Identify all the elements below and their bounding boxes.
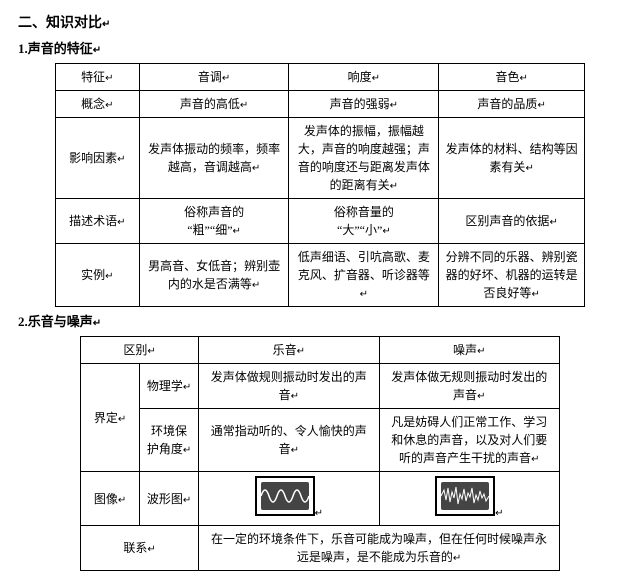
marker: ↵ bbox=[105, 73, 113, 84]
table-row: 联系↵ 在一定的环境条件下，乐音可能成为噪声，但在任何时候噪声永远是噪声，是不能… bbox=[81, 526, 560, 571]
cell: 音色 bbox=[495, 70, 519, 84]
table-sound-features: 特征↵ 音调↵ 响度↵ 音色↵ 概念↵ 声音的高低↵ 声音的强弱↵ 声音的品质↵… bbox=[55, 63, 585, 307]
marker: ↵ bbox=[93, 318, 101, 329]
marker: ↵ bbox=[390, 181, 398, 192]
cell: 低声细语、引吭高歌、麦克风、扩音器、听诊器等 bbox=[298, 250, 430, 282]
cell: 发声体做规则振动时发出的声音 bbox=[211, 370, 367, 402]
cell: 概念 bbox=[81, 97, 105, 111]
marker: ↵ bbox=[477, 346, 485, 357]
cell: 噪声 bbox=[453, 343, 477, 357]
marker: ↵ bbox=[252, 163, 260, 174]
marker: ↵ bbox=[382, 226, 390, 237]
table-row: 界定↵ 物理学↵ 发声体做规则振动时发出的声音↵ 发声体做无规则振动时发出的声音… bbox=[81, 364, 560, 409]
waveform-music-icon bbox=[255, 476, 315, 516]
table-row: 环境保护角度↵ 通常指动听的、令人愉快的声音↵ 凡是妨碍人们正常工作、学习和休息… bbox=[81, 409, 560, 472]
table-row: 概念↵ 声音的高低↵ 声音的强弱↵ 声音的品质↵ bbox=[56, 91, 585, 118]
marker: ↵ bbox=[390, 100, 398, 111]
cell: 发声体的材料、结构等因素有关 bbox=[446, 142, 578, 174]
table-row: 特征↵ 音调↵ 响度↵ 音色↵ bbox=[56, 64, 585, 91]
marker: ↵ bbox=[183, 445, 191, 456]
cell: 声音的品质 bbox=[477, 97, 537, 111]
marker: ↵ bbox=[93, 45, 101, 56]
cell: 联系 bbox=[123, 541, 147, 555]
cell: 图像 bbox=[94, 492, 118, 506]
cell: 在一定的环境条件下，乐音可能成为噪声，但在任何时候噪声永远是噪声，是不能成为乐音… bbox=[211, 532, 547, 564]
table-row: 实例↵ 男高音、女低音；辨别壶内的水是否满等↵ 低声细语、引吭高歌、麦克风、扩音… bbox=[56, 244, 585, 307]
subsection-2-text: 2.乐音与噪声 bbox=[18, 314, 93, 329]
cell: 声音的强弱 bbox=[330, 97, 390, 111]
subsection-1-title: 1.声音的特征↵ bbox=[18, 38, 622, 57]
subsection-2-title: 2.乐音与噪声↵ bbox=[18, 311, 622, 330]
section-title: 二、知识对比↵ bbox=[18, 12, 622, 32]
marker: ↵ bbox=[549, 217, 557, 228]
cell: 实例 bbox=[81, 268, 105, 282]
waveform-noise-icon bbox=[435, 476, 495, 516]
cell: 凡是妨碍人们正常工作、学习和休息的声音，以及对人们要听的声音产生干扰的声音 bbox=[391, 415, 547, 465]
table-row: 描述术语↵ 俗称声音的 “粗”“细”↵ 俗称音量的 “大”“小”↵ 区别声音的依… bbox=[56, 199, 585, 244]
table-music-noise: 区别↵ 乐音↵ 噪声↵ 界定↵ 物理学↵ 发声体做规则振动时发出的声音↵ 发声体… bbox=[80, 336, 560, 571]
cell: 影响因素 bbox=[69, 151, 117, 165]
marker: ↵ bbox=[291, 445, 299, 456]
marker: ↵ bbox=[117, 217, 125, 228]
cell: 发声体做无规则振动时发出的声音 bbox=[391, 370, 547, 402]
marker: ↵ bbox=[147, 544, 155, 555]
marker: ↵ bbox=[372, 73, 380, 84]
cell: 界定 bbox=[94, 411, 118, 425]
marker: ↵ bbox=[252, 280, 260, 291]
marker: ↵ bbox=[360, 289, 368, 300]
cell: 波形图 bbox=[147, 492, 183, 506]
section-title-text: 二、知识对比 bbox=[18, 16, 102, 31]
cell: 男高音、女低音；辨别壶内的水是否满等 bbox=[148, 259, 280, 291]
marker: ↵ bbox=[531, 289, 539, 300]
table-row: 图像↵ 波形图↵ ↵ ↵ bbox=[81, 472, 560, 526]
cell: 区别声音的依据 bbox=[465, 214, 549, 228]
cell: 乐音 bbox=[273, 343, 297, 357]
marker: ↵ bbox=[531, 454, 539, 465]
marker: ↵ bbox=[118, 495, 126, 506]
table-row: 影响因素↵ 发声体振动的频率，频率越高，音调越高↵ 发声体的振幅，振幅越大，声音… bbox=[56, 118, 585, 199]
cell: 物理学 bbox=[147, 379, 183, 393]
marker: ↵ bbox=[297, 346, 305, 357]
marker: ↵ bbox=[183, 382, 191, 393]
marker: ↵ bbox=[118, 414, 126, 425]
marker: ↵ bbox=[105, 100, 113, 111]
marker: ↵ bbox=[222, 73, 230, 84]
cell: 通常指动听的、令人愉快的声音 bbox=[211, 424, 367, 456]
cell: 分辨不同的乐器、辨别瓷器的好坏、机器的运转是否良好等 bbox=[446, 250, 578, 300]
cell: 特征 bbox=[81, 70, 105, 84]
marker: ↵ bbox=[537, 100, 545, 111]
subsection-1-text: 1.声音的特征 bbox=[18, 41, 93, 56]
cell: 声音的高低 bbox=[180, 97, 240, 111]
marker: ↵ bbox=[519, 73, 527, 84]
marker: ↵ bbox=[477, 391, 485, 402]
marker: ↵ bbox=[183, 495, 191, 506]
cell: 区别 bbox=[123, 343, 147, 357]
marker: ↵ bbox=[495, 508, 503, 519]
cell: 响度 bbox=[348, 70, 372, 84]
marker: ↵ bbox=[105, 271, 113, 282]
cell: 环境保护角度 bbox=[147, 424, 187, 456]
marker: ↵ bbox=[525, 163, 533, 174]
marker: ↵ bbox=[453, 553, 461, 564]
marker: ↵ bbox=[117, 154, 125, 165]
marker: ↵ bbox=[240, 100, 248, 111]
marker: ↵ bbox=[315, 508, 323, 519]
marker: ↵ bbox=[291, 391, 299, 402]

WORK TO DO →
Reproduce the listing above with every occurrence of "marker" swapped for "anchor" and all other text unchanged, omitting the picture.

SOLUTION TO THIS PROBLEM →
Identify all the elements below and their bounding boxes.
anchor: ↵ bbox=[105, 73, 113, 84]
table-row: 联系↵ 在一定的环境条件下，乐音可能成为噪声，但在任何时候噪声永远是噪声，是不能… bbox=[81, 526, 560, 571]
cell: 音色 bbox=[495, 70, 519, 84]
table-sound-features: 特征↵ 音调↵ 响度↵ 音色↵ 概念↵ 声音的高低↵ 声音的强弱↵ 声音的品质↵… bbox=[55, 63, 585, 307]
anchor: ↵ bbox=[93, 318, 101, 329]
anchor: ↵ bbox=[390, 181, 398, 192]
cell: 低声细语、引吭高歌、麦克风、扩音器、听诊器等 bbox=[298, 250, 430, 282]
cell: 发声体做规则振动时发出的声音 bbox=[211, 370, 367, 402]
cell: 概念 bbox=[81, 97, 105, 111]
anchor: ↵ bbox=[477, 346, 485, 357]
cell: 噪声 bbox=[453, 343, 477, 357]
anchor: ↵ bbox=[252, 163, 260, 174]
anchor: ↵ bbox=[382, 226, 390, 237]
table-row: 界定↵ 物理学↵ 发声体做规则振动时发出的声音↵ 发声体做无规则振动时发出的声音… bbox=[81, 364, 560, 409]
waveform-music-icon bbox=[255, 476, 315, 516]
table-row: 环境保护角度↵ 通常指动听的、令人愉快的声音↵ 凡是妨碍人们正常工作、学习和休息… bbox=[81, 409, 560, 472]
table-row: 概念↵ 声音的高低↵ 声音的强弱↵ 声音的品质↵ bbox=[56, 91, 585, 118]
anchor: ↵ bbox=[390, 100, 398, 111]
cell: 发声体的材料、结构等因素有关 bbox=[446, 142, 578, 174]
table-row: 特征↵ 音调↵ 响度↵ 音色↵ bbox=[56, 64, 585, 91]
anchor: ↵ bbox=[183, 445, 191, 456]
cell: 声音的品质 bbox=[477, 97, 537, 111]
anchor: ↵ bbox=[93, 45, 101, 56]
cell: 联系 bbox=[123, 541, 147, 555]
cell: 图像 bbox=[94, 492, 118, 506]
cell: 在一定的环境条件下，乐音可能成为噪声，但在任何时候噪声永远是噪声，是不能成为乐音… bbox=[211, 532, 547, 564]
table-row: 实例↵ 男高音、女低音；辨别壶内的水是否满等↵ 低声细语、引吭高歌、麦克风、扩音… bbox=[56, 244, 585, 307]
subsection-2-text: 2.乐音与噪声 bbox=[18, 314, 93, 329]
cell: 声音的强弱 bbox=[330, 97, 390, 111]
subsection-1-title: 1.声音的特征↵ bbox=[18, 38, 622, 57]
subsection-2-title: 2.乐音与噪声↵ bbox=[18, 311, 622, 330]
section-title: 二、知识对比↵ bbox=[18, 12, 622, 32]
anchor: ↵ bbox=[549, 217, 557, 228]
cell: 实例 bbox=[81, 268, 105, 282]
waveform-noise-icon bbox=[435, 476, 495, 516]
cell: 凡是妨碍人们正常工作、学习和休息的声音，以及对人们要听的声音产生干扰的声音 bbox=[391, 415, 547, 465]
table-row: 描述术语↵ 俗称声音的 “粗”“细”↵ 俗称音量的 “大”“小”↵ 区别声音的依… bbox=[56, 199, 585, 244]
table-music-noise: 区别↵ 乐音↵ 噪声↵ 界定↵ 物理学↵ 发声体做规则振动时发出的声音↵ 发声体… bbox=[80, 336, 560, 571]
cell: 影响因素 bbox=[69, 151, 117, 165]
anchor: ↵ bbox=[291, 445, 299, 456]
anchor: ↵ bbox=[117, 217, 125, 228]
cell: 发声体做无规则振动时发出的声音 bbox=[391, 370, 547, 402]
anchor: ↵ bbox=[147, 544, 155, 555]
anchor: ↵ bbox=[372, 73, 380, 84]
cell: 界定 bbox=[94, 411, 118, 425]
anchor: ↵ bbox=[252, 280, 260, 291]
anchor: ↵ bbox=[360, 289, 368, 300]
cell: 波形图 bbox=[147, 492, 183, 506]
section-title-text: 二、知识对比 bbox=[18, 16, 102, 31]
cell: 男高音、女低音；辨别壶内的水是否满等 bbox=[148, 259, 280, 291]
anchor: ↵ bbox=[531, 289, 539, 300]
table-row: 图像↵ 波形图↵ ↵ ↵ bbox=[81, 472, 560, 526]
cell: 区别声音的依据 bbox=[465, 214, 549, 228]
cell: 乐音 bbox=[273, 343, 297, 357]
anchor: ↵ bbox=[531, 454, 539, 465]
anchor: ↵ bbox=[118, 495, 126, 506]
table-row: 影响因素↵ 发声体振动的频率，频率越高，音调越高↵ 发声体的振幅，振幅越大，声音… bbox=[56, 118, 585, 199]
cell: 物理学 bbox=[147, 379, 183, 393]
anchor: ↵ bbox=[297, 346, 305, 357]
anchor: ↵ bbox=[183, 382, 191, 393]
anchor: ↵ bbox=[118, 414, 126, 425]
anchor: ↵ bbox=[105, 100, 113, 111]
anchor: ↵ bbox=[222, 73, 230, 84]
cell: 通常指动听的、令人愉快的声音 bbox=[211, 424, 367, 456]
cell: 分辨不同的乐器、辨别瓷器的好坏、机器的运转是否良好等 bbox=[446, 250, 578, 300]
cell: 特征 bbox=[81, 70, 105, 84]
anchor: ↵ bbox=[537, 100, 545, 111]
subsection-1-text: 1.声音的特征 bbox=[18, 41, 93, 56]
cell: 声音的高低 bbox=[180, 97, 240, 111]
anchor: ↵ bbox=[519, 73, 527, 84]
anchor: ↵ bbox=[477, 391, 485, 402]
anchor: ↵ bbox=[183, 495, 191, 506]
cell: 区别 bbox=[123, 343, 147, 357]
anchor: ↵ bbox=[495, 508, 503, 519]
cell: 响度 bbox=[348, 70, 372, 84]
anchor: ↵ bbox=[105, 271, 113, 282]
cell: 环境保护角度 bbox=[147, 424, 187, 456]
anchor: ↵ bbox=[525, 163, 533, 174]
anchor: ↵ bbox=[453, 553, 461, 564]
anchor: ↵ bbox=[117, 154, 125, 165]
anchor: ↵ bbox=[240, 100, 248, 111]
anchor: ↵ bbox=[315, 508, 323, 519]
anchor: ↵ bbox=[291, 391, 299, 402]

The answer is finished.